EXERCISE TASK » Look through the records below, and copy out every line that holds the string "Indonesia".

* BEGIN *

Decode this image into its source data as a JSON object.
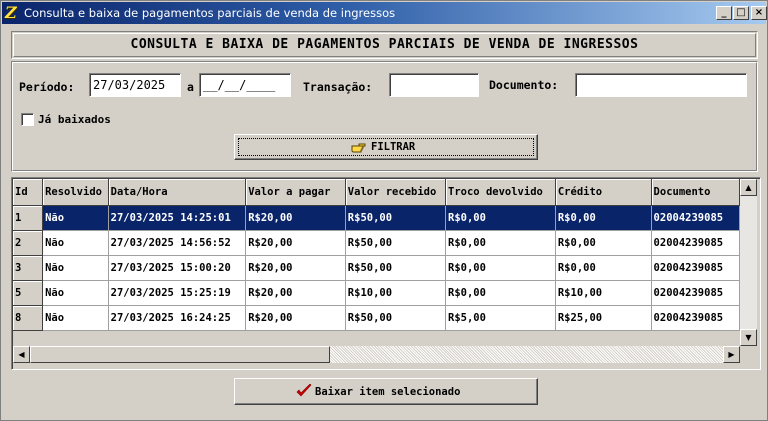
{
  "window": {
    "title": "Consulta e baixa de pagamentos parciais de venda de ingressos",
    "controls": {
      "minimize": "_",
      "maximize": "□",
      "close": "×"
    }
  },
  "header": {
    "title": "CONSULTA E BAIXA DE PAGAMENTOS PARCIAIS DE VENDA DE INGRESSOS"
  },
  "filters": {
    "periodo_label": "Período:",
    "periodo_start": "27/03/2025",
    "periodo_sep": "a",
    "periodo_end": "__/__/____",
    "transacao_label": "Transação:",
    "transacao_value": "",
    "documento_label": "Documento:",
    "documento_value": "",
    "ja_baixados_label": "Já baixados",
    "ja_baixados_checked": false,
    "filter_button": "FILTRAR"
  },
  "grid": {
    "columns": [
      "Id",
      "Resolvido",
      "Data/Hora",
      "Valor a pagar",
      "Valor recebido",
      "Troco devolvido",
      "Crédito",
      "Documento"
    ],
    "rows": [
      {
        "id": "1",
        "resolvido": "Não",
        "datahora": "27/03/2025 14:25:01",
        "valor_pagar": "R$20,00",
        "valor_recebido": "R$50,00",
        "troco": "R$0,00",
        "credito": "R$0,00",
        "documento": "02004239085"
      },
      {
        "id": "2",
        "resolvido": "Não",
        "datahora": "27/03/2025 14:56:52",
        "valor_pagar": "R$20,00",
        "valor_recebido": "R$50,00",
        "troco": "R$0,00",
        "credito": "R$0,00",
        "documento": "02004239085"
      },
      {
        "id": "3",
        "resolvido": "Não",
        "datahora": "27/03/2025 15:00:20",
        "valor_pagar": "R$20,00",
        "valor_recebido": "R$50,00",
        "troco": "R$0,00",
        "credito": "R$0,00",
        "documento": "02004239085"
      },
      {
        "id": "5",
        "resolvido": "Não",
        "datahora": "27/03/2025 15:25:19",
        "valor_pagar": "R$20,00",
        "valor_recebido": "R$10,00",
        "troco": "R$0,00",
        "credito": "R$10,00",
        "documento": "02004239085"
      },
      {
        "id": "8",
        "resolvido": "Não",
        "datahora": "27/03/2025 16:24:25",
        "valor_pagar": "R$20,00",
        "valor_recebido": "R$50,00",
        "troco": "R$5,00",
        "credito": "R$25,00",
        "documento": "02004239085"
      }
    ],
    "selected_row": 0
  },
  "footer": {
    "baixar_button": "Baixar item selecionado"
  },
  "colors": {
    "title_start": "#0a246a",
    "title_end": "#a6caf0",
    "selection": "#0a246a",
    "face": "#d4d0c8",
    "check_red": "#d40000"
  },
  "icons": {
    "app": "app-logo-icon",
    "filter": "pointing-hand-icon",
    "baixar": "red-checkmark-icon"
  }
}
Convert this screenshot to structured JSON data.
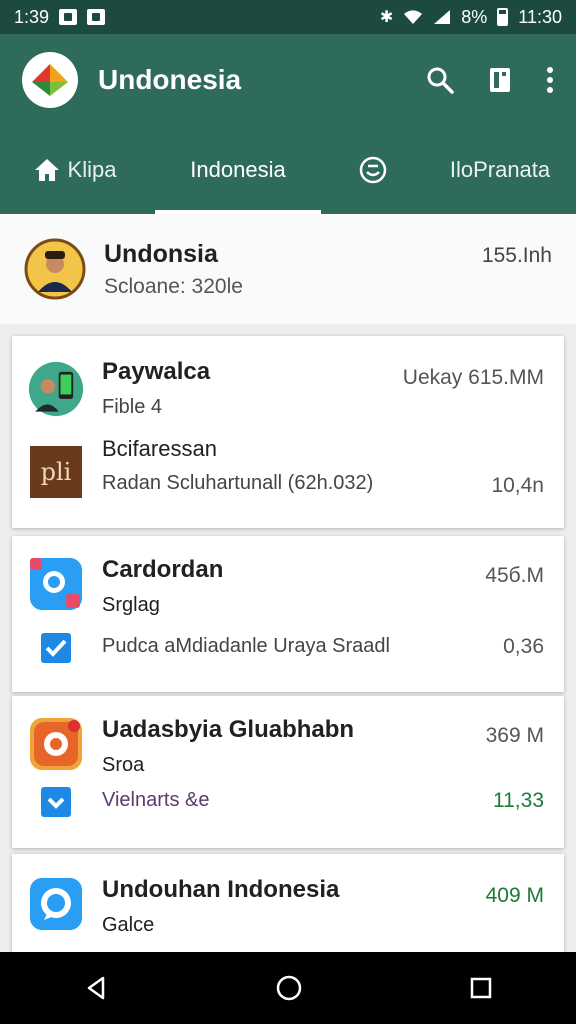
{
  "status_bar": {
    "time_left": "1:39",
    "battery": "8%",
    "time_right": "11:30"
  },
  "app_bar": {
    "title": "Undonesia"
  },
  "tabs": [
    {
      "label": "Klipa"
    },
    {
      "label": "Indonesia"
    },
    {
      "label": ""
    },
    {
      "label": "IloPranata"
    }
  ],
  "header": {
    "title": "Undonsia",
    "subtitle": "Scloane: 320le",
    "size": "155.Inh"
  },
  "cards": [
    {
      "title": "Paywalca",
      "subtitle": "Fible 4",
      "right": "Uekay 615.MM",
      "second_title": "Bcifaressan",
      "second_sub": "Radan Scluhartunall (62h.032)",
      "second_right": "10,4n"
    },
    {
      "title": "Cardordan",
      "subtitle": "Srglag",
      "right": "45б.M",
      "second_sub": "Pudca aMdiadanle Uraya Sraadl",
      "second_right": "0,36"
    },
    {
      "title": "Uadasbyia Gluabhabn",
      "subtitle": "Sroa",
      "right": "369 M",
      "second_sub": "Vielnarts &e",
      "second_right": "11,33"
    },
    {
      "title": "Undouhan Indonesia",
      "subtitle": "Galce",
      "right": "409 M"
    }
  ],
  "colors": {
    "app_bar": "#2f6b5b",
    "status_bar": "#1c4a40",
    "accent_blue": "#1e88e5",
    "green_text": "#1b7a38"
  }
}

* END *

RESULT OF THE EXERCISE »
      "label": "Indonesia"
      "title": "Undouhan Indonesia",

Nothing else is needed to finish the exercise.